§ **EXERCISE BRIEF**: Go through the listing and copy every line word for word.

Excerpts from a figure dataset:
((

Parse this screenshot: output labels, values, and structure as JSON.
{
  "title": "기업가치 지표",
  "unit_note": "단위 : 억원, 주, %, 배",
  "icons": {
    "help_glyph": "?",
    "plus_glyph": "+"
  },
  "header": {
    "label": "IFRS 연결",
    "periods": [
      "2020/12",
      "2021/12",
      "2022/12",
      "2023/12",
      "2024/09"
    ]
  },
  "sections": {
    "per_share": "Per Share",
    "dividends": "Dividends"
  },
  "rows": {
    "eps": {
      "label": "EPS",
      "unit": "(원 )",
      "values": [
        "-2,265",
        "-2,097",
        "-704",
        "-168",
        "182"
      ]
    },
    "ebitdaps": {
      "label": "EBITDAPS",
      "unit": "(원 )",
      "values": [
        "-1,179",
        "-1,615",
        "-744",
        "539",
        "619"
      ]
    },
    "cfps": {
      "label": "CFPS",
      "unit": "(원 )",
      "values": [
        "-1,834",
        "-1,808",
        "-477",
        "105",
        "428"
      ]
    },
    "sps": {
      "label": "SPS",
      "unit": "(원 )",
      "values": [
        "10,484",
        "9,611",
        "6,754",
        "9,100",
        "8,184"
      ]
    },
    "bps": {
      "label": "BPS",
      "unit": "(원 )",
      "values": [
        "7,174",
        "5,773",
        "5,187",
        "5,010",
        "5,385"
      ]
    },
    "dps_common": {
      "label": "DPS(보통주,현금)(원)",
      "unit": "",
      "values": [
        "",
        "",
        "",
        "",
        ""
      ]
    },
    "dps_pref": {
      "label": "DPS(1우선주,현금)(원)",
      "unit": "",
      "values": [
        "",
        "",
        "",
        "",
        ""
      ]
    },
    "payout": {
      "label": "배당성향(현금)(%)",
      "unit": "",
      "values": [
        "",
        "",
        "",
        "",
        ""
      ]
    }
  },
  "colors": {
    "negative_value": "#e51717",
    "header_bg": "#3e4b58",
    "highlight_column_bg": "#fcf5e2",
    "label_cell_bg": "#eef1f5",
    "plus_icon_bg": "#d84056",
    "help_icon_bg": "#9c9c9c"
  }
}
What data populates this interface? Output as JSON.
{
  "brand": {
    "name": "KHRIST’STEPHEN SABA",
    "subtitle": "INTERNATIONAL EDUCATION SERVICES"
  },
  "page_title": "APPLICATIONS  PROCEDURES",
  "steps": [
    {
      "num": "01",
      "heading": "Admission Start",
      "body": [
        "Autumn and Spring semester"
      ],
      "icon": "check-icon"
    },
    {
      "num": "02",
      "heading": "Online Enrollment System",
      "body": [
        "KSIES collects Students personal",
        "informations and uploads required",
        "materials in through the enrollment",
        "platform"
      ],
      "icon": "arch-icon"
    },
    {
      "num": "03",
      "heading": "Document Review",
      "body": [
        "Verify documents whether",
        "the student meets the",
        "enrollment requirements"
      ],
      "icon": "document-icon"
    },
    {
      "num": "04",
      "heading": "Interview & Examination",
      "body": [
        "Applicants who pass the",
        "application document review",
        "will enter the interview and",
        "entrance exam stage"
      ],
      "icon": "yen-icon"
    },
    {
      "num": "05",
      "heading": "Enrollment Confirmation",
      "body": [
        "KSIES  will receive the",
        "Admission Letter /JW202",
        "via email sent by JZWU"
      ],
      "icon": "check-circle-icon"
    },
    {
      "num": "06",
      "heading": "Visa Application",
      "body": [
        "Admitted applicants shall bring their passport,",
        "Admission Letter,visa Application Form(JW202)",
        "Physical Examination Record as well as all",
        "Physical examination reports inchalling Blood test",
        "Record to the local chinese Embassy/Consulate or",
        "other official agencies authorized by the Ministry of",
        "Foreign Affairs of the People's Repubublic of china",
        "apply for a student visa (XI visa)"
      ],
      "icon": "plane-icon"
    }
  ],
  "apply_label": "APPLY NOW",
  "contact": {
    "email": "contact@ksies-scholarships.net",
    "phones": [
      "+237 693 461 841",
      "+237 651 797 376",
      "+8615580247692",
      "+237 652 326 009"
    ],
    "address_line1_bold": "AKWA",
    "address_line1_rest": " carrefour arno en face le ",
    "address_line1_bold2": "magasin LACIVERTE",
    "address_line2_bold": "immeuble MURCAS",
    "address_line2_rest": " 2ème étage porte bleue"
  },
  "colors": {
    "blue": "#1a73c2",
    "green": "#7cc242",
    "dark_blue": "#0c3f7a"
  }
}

))

§ **EXERCISE ANSWER**:
Parse this screenshot: output labels, values, and structure as JSON.
{
  "title": "기업가치 지표",
  "unit_note": "단위 : 억원, 주, %, 배",
  "icons": {
    "help_glyph": "?",
    "plus_glyph": "+"
  },
  "header": {
    "label": "IFRS 연결",
    "periods": [
      "2020/12",
      "2021/12",
      "2022/12",
      "2023/12",
      "2024/09"
    ]
  },
  "sections": {
    "per_share": "Per Share",
    "dividends": "Dividends"
  },
  "rows": {
    "eps": {
      "label": "EPS",
      "unit": "(원 )",
      "values": [
        "-2,265",
        "-2,097",
        "-704",
        "-168",
        "182"
      ]
    },
    "ebitdaps": {
      "label": "EBITDAPS",
      "unit": "(원 )",
      "values": [
        "-1,179",
        "-1,615",
        "-744",
        "539",
        "619"
      ]
    },
    "cfps": {
      "label": "CFPS",
      "unit": "(원 )",
      "values": [
        "-1,834",
        "-1,808",
        "-477",
        "105",
        "428"
      ]
    },
    "sps": {
      "label": "SPS",
      "unit": "(원 )",
      "values": [
        "10,484",
        "9,611",
        "6,754",
        "9,100",
        "8,184"
      ]
    },
    "bps": {
      "label": "BPS",
      "unit": "(원 )",
      "values": [
        "7,174",
        "5,773",
        "5,187",
        "5,010",
        "5,385"
      ]
    },
    "dps_common": {
      "label": "DPS(보통주,현금)(원)",
      "unit": "",
      "values": [
        "",
        "",
        "",
        "",
        ""
      ]
    },
    "dps_pref": {
      "label": "DPS(1우선주,현금)(원)",
      "unit": "",
      "values": [
        "",
        "",
        "",
        "",
        ""
      ]
    },
    "payout": {
      "label": "배당성향(현금)(%)",
      "unit": "",
      "values": [
        "",
        "",
        "",
        "",
        ""
      ]
    }
  },
  "colors": {
    "negative_value": "#e51717",
    "header_bg": "#3e4b58",
    "highlight_column_bg": "#fcf5e2",
    "label_cell_bg": "#eef1f5",
    "plus_icon_bg": "#d84056",
    "help_icon_bg": "#9c9c9c"
  }
}
What data populates this interface? Output as JSON.
{
  "brand": {
    "name": "KHRIST’STEPHEN SABA",
    "subtitle": "INTERNATIONAL EDUCATION SERVICES"
  },
  "page_title": "APPLICATIONS  PROCEDURES",
  "steps": [
    {
      "num": "01",
      "heading": "Admission Start",
      "body": [
        "Autumn and Spring semester"
      ],
      "icon": "check-icon"
    },
    {
      "num": "02",
      "heading": "Online Enrollment System",
      "body": [
        "KSIES collects Students personal",
        "informations and uploads required",
        "materials in through the enrollment",
        "platform"
      ],
      "icon": "arch-icon"
    },
    {
      "num": "03",
      "heading": "Document Review",
      "body": [
        "Verify documents whether",
        "the student meets the",
        "enrollment requirements"
      ],
      "icon": "document-icon"
    },
    {
      "num": "04",
      "heading": "Interview & Examination",
      "body": [
        "Applicants who pass the",
        "application document review",
        "will enter the interview and",
        "entrance exam stage"
      ],
      "icon": "yen-icon"
    },
    {
      "num": "05",
      "heading": "Enrollment Confirmation",
      "body": [
        "KSIES  will receive the",
        "Admission Letter /JW202",
        "via email sent by JZWU"
      ],
      "icon": "check-circle-icon"
    },
    {
      "num": "06",
      "heading": "Visa Application",
      "body": [
        "Admitted applicants shall bring their passport,",
        "Admission Letter,visa Application Form(JW202)",
        "Physical Examination Record as well as all",
        "Physical examination reports inchalling Blood test",
        "Record to the local chinese Embassy/Consulate or",
        "other official agencies authorized by the Ministry of",
        "Foreign Affairs of the People's Repubublic of china",
        "apply for a student visa (XI visa)"
      ],
      "icon": "plane-icon"
    }
  ],
  "apply_label": "APPLY NOW",
  "contact": {
    "email": "contact@ksies-scholarships.net",
    "phones": [
      "+237 693 461 841",
      "+237 651 797 376",
      "+8615580247692",
      "+237 652 326 009"
    ],
    "address_line1_bold": "AKWA",
    "address_line1_rest": " carrefour arno en face le ",
    "address_line1_bold2": "magasin LACIVERTE",
    "address_line2_bold": "immeuble MURCAS",
    "address_line2_rest": " 2ème étage porte bleue"
  },
  "colors": {
    "blue": "#1a73c2",
    "green": "#7cc242",
    "dark_blue": "#0c3f7a"
  }
}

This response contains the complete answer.